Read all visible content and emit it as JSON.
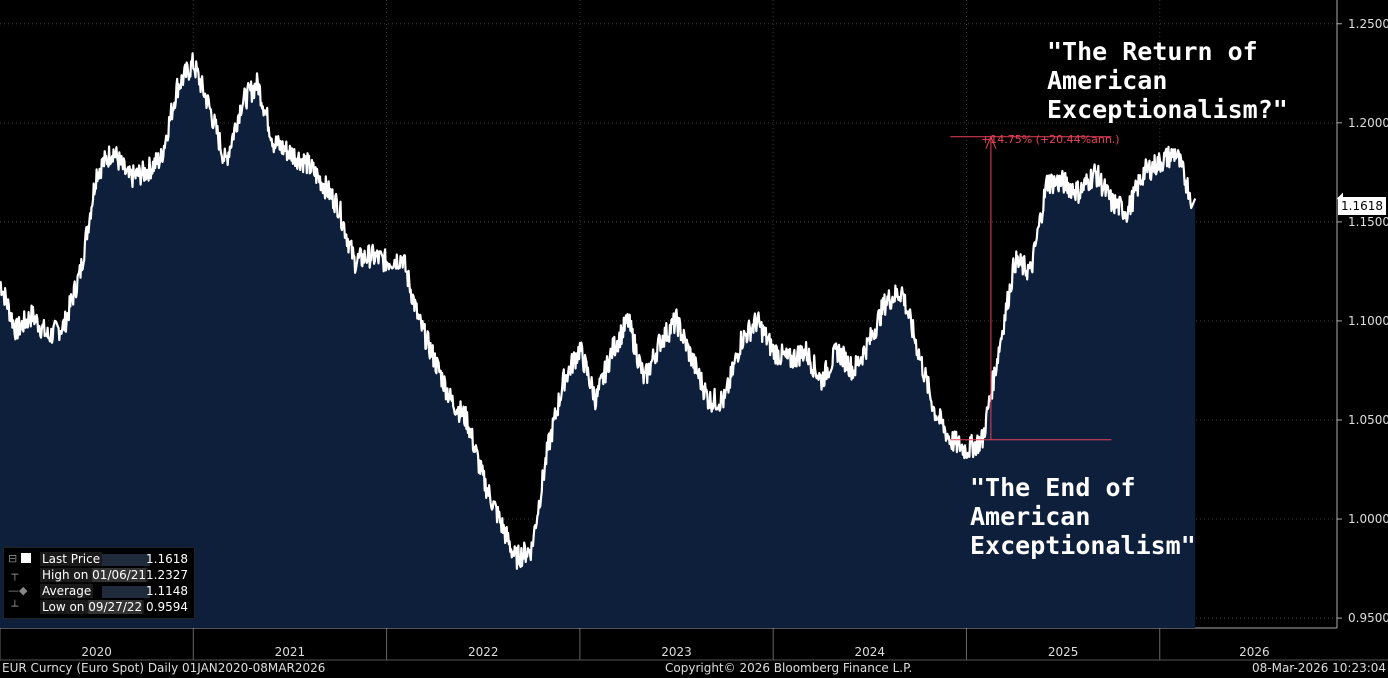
{
  "chart_data": {
    "type": "area",
    "title": "EUR Curncy (Euro Spot) Daily 01JAN2020-08MAR2026",
    "x": [
      "2020-01",
      "2020-02",
      "2020-03",
      "2020-04",
      "2020-05",
      "2020-06",
      "2020-07",
      "2020-08",
      "2020-09",
      "2020-10",
      "2020-11",
      "2020-12",
      "2021-01",
      "2021-02",
      "2021-03",
      "2021-04",
      "2021-05",
      "2021-06",
      "2021-07",
      "2021-08",
      "2021-09",
      "2021-10",
      "2021-11",
      "2021-12",
      "2022-01",
      "2022-02",
      "2022-03",
      "2022-04",
      "2022-05",
      "2022-06",
      "2022-07",
      "2022-08",
      "2022-09",
      "2022-10",
      "2022-11",
      "2022-12",
      "2023-01",
      "2023-02",
      "2023-03",
      "2023-04",
      "2023-05",
      "2023-06",
      "2023-07",
      "2023-08",
      "2023-09",
      "2023-10",
      "2023-11",
      "2023-12",
      "2024-01",
      "2024-02",
      "2024-03",
      "2024-04",
      "2024-05",
      "2024-06",
      "2024-07",
      "2024-08",
      "2024-09",
      "2024-10",
      "2024-11",
      "2024-12",
      "2025-01",
      "2025-02",
      "2025-03",
      "2025-04",
      "2025-05",
      "2025-06",
      "2025-07",
      "2025-08",
      "2025-09",
      "2025-10",
      "2025-11",
      "2025-12",
      "2026-01",
      "2026-02",
      "2026-03"
    ],
    "series": [
      {
        "values": [
          1.12,
          1.095,
          1.103,
          1.092,
          1.098,
          1.125,
          1.175,
          1.186,
          1.172,
          1.175,
          1.182,
          1.218,
          1.23,
          1.208,
          1.18,
          1.21,
          1.22,
          1.19,
          1.185,
          1.18,
          1.17,
          1.158,
          1.13,
          1.133,
          1.13,
          1.132,
          1.1,
          1.08,
          1.06,
          1.05,
          1.02,
          1.0,
          0.98,
          0.985,
          1.035,
          1.07,
          1.086,
          1.06,
          1.085,
          1.1,
          1.07,
          1.09,
          1.1,
          1.08,
          1.06,
          1.06,
          1.09,
          1.1,
          1.085,
          1.08,
          1.085,
          1.07,
          1.085,
          1.075,
          1.09,
          1.11,
          1.115,
          1.085,
          1.055,
          1.04,
          1.035,
          1.04,
          1.085,
          1.13,
          1.125,
          1.17,
          1.17,
          1.165,
          1.175,
          1.16,
          1.155,
          1.175,
          1.18,
          1.185,
          1.1618
        ]
      }
    ],
    "yticks": [
      "1.2500",
      "1.2000",
      "1.1500",
      "1.1000",
      "1.0500",
      "1.0000",
      "0.9500"
    ],
    "ylim": [
      0.945,
      1.262
    ],
    "xticks": [
      "2020",
      "2021",
      "2022",
      "2023",
      "2024",
      "2025",
      "2026"
    ],
    "grid": true,
    "last_price_label": "1.1618",
    "legend": [
      {
        "label": "Last Price",
        "date": "",
        "value": "1.1618"
      },
      {
        "label": "High on",
        "date": "01/06/21",
        "value": "1.2327"
      },
      {
        "label": "Average",
        "date": "",
        "value": "1.1148"
      },
      {
        "label": "Low on",
        "date": "09/27/22",
        "value": "0.9594"
      }
    ],
    "annotations": {
      "top": "\"The Return of\nAmerican\nExceptionalism?\"",
      "bottom": "\"The End of\nAmerican\nExceptionalism\"",
      "measure": "+14.75% (+20.44%ann.)"
    },
    "measure_levels": {
      "low": 1.04,
      "high": 1.193,
      "start": "2024-12",
      "end": "2025-10"
    }
  },
  "footer": {
    "left": "EUR Curncy (Euro Spot) Daily 01JAN2020-08MAR2026",
    "center": "Copyright© 2026 Bloomberg Finance L.P.",
    "right": "08-Mar-2026 10:23:04"
  },
  "colors": {
    "area": "#0d1f3a",
    "line": "#ffffff",
    "grid": "#3a3a3a",
    "measure": "#e8415a"
  }
}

◆ Aim
Write the records out again in full, exactly, and skip every picture.

◆ Problem solution
Read all visible content and emit it as JSON.
{
  "chart_data": {
    "type": "area",
    "title": "EUR Curncy (Euro Spot) Daily 01JAN2020-08MAR2026",
    "x": [
      "2020-01",
      "2020-02",
      "2020-03",
      "2020-04",
      "2020-05",
      "2020-06",
      "2020-07",
      "2020-08",
      "2020-09",
      "2020-10",
      "2020-11",
      "2020-12",
      "2021-01",
      "2021-02",
      "2021-03",
      "2021-04",
      "2021-05",
      "2021-06",
      "2021-07",
      "2021-08",
      "2021-09",
      "2021-10",
      "2021-11",
      "2021-12",
      "2022-01",
      "2022-02",
      "2022-03",
      "2022-04",
      "2022-05",
      "2022-06",
      "2022-07",
      "2022-08",
      "2022-09",
      "2022-10",
      "2022-11",
      "2022-12",
      "2023-01",
      "2023-02",
      "2023-03",
      "2023-04",
      "2023-05",
      "2023-06",
      "2023-07",
      "2023-08",
      "2023-09",
      "2023-10",
      "2023-11",
      "2023-12",
      "2024-01",
      "2024-02",
      "2024-03",
      "2024-04",
      "2024-05",
      "2024-06",
      "2024-07",
      "2024-08",
      "2024-09",
      "2024-10",
      "2024-11",
      "2024-12",
      "2025-01",
      "2025-02",
      "2025-03",
      "2025-04",
      "2025-05",
      "2025-06",
      "2025-07",
      "2025-08",
      "2025-09",
      "2025-10",
      "2025-11",
      "2025-12",
      "2026-01",
      "2026-02",
      "2026-03"
    ],
    "series": [
      {
        "values": [
          1.12,
          1.095,
          1.103,
          1.092,
          1.098,
          1.125,
          1.175,
          1.186,
          1.172,
          1.175,
          1.182,
          1.218,
          1.23,
          1.208,
          1.18,
          1.21,
          1.22,
          1.19,
          1.185,
          1.18,
          1.17,
          1.158,
          1.13,
          1.133,
          1.13,
          1.132,
          1.1,
          1.08,
          1.06,
          1.05,
          1.02,
          1.0,
          0.98,
          0.985,
          1.035,
          1.07,
          1.086,
          1.06,
          1.085,
          1.1,
          1.07,
          1.09,
          1.1,
          1.08,
          1.06,
          1.06,
          1.09,
          1.1,
          1.085,
          1.08,
          1.085,
          1.07,
          1.085,
          1.075,
          1.09,
          1.11,
          1.115,
          1.085,
          1.055,
          1.04,
          1.035,
          1.04,
          1.085,
          1.13,
          1.125,
          1.17,
          1.17,
          1.165,
          1.175,
          1.16,
          1.155,
          1.175,
          1.18,
          1.185,
          1.1618
        ]
      }
    ],
    "yticks": [
      "1.2500",
      "1.2000",
      "1.1500",
      "1.1000",
      "1.0500",
      "1.0000",
      "0.9500"
    ],
    "ylim": [
      0.945,
      1.262
    ],
    "xticks": [
      "2020",
      "2021",
      "2022",
      "2023",
      "2024",
      "2025",
      "2026"
    ],
    "grid": true,
    "last_price_label": "1.1618",
    "legend": [
      {
        "label": "Last Price",
        "date": "",
        "value": "1.1618"
      },
      {
        "label": "High on",
        "date": "01/06/21",
        "value": "1.2327"
      },
      {
        "label": "Average",
        "date": "",
        "value": "1.1148"
      },
      {
        "label": "Low on",
        "date": "09/27/22",
        "value": "0.9594"
      }
    ],
    "annotations": {
      "top": "\"The Return of\nAmerican\nExceptionalism?\"",
      "bottom": "\"The End of\nAmerican\nExceptionalism\"",
      "measure": "+14.75% (+20.44%ann.)"
    },
    "measure_levels": {
      "low": 1.04,
      "high": 1.193,
      "start": "2024-12",
      "end": "2025-10"
    }
  },
  "footer": {
    "left": "EUR Curncy (Euro Spot) Daily 01JAN2020-08MAR2026",
    "center": "Copyright© 2026 Bloomberg Finance L.P.",
    "right": "08-Mar-2026 10:23:04"
  },
  "colors": {
    "area": "#0d1f3a",
    "line": "#ffffff",
    "grid": "#3a3a3a",
    "measure": "#e8415a"
  }
}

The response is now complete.